● **Work to be completed**: Only lines with the word "screenshot" are needed; collect each of them from the listing below.
## Start Exercise inputs
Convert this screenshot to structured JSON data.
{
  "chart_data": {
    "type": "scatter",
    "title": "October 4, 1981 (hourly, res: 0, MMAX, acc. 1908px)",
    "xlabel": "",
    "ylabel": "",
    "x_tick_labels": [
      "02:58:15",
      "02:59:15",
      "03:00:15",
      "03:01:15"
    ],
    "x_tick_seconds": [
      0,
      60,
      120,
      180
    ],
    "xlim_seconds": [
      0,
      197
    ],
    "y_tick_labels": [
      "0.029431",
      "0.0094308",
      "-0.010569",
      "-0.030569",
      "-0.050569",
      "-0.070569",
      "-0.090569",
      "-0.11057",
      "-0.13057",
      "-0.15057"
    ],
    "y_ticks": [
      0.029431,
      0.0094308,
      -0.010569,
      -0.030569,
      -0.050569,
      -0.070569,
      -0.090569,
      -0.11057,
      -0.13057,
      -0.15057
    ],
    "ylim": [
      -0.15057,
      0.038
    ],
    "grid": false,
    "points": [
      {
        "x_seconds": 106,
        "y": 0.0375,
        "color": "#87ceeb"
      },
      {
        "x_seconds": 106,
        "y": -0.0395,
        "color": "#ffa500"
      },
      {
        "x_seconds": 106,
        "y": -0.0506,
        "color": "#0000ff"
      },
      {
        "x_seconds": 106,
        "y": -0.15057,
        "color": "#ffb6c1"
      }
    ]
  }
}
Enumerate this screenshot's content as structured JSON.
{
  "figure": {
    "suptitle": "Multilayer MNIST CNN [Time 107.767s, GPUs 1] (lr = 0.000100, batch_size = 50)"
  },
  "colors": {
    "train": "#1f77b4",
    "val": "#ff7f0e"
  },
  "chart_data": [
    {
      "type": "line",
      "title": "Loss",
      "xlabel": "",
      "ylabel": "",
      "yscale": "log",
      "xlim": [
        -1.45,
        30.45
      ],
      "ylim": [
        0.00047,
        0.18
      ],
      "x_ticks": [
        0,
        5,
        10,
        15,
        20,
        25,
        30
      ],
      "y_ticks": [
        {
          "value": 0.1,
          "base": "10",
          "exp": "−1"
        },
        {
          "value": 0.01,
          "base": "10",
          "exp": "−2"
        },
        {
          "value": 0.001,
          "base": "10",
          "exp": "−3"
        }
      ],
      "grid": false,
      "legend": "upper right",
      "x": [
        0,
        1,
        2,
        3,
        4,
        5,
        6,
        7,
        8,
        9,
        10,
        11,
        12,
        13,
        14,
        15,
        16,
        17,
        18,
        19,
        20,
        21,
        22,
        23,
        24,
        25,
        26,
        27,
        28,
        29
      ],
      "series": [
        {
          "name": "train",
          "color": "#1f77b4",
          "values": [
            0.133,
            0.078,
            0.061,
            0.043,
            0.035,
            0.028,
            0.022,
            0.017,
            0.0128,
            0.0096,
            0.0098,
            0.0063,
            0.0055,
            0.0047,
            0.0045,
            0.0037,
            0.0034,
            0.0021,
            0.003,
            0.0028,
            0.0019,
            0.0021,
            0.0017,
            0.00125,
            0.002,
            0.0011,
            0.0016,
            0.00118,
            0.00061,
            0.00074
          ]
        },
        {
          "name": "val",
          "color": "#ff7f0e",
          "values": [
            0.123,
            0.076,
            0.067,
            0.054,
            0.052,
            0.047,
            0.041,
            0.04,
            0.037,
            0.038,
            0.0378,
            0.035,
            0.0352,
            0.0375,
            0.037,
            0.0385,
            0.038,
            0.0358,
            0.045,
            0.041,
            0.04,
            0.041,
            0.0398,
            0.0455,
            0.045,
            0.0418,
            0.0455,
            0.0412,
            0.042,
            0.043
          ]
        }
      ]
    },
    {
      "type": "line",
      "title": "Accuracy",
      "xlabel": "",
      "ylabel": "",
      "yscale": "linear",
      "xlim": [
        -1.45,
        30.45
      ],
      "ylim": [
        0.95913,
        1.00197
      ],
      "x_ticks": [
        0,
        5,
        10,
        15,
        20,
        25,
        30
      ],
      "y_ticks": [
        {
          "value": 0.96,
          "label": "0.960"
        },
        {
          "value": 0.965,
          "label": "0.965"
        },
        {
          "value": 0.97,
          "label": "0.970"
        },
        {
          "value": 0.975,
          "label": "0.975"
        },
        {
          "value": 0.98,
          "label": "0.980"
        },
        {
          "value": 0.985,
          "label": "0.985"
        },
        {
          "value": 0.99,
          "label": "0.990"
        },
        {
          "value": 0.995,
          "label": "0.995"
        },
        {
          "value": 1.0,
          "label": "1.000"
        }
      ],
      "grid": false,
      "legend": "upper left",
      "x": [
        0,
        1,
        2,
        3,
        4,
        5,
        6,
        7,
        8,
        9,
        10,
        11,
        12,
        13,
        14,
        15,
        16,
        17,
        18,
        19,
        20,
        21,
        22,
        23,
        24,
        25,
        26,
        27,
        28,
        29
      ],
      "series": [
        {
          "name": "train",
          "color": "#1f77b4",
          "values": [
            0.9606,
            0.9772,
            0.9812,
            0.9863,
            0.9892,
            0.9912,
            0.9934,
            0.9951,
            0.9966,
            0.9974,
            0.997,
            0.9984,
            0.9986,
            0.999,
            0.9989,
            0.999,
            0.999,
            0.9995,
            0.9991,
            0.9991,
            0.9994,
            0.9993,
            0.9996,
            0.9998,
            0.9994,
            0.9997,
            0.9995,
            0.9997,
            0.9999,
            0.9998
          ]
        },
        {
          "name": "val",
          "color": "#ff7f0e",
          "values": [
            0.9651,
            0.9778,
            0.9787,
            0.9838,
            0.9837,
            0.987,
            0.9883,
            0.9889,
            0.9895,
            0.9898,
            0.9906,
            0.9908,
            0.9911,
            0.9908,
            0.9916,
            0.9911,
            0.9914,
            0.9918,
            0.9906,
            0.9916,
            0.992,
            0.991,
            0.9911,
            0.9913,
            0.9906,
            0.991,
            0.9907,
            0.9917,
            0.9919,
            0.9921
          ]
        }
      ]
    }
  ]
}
## End Exercise inputs
● **Answer for the task**:
Convert this screenshot to structured JSON data.
Enumerate this screenshot's content as structured JSON.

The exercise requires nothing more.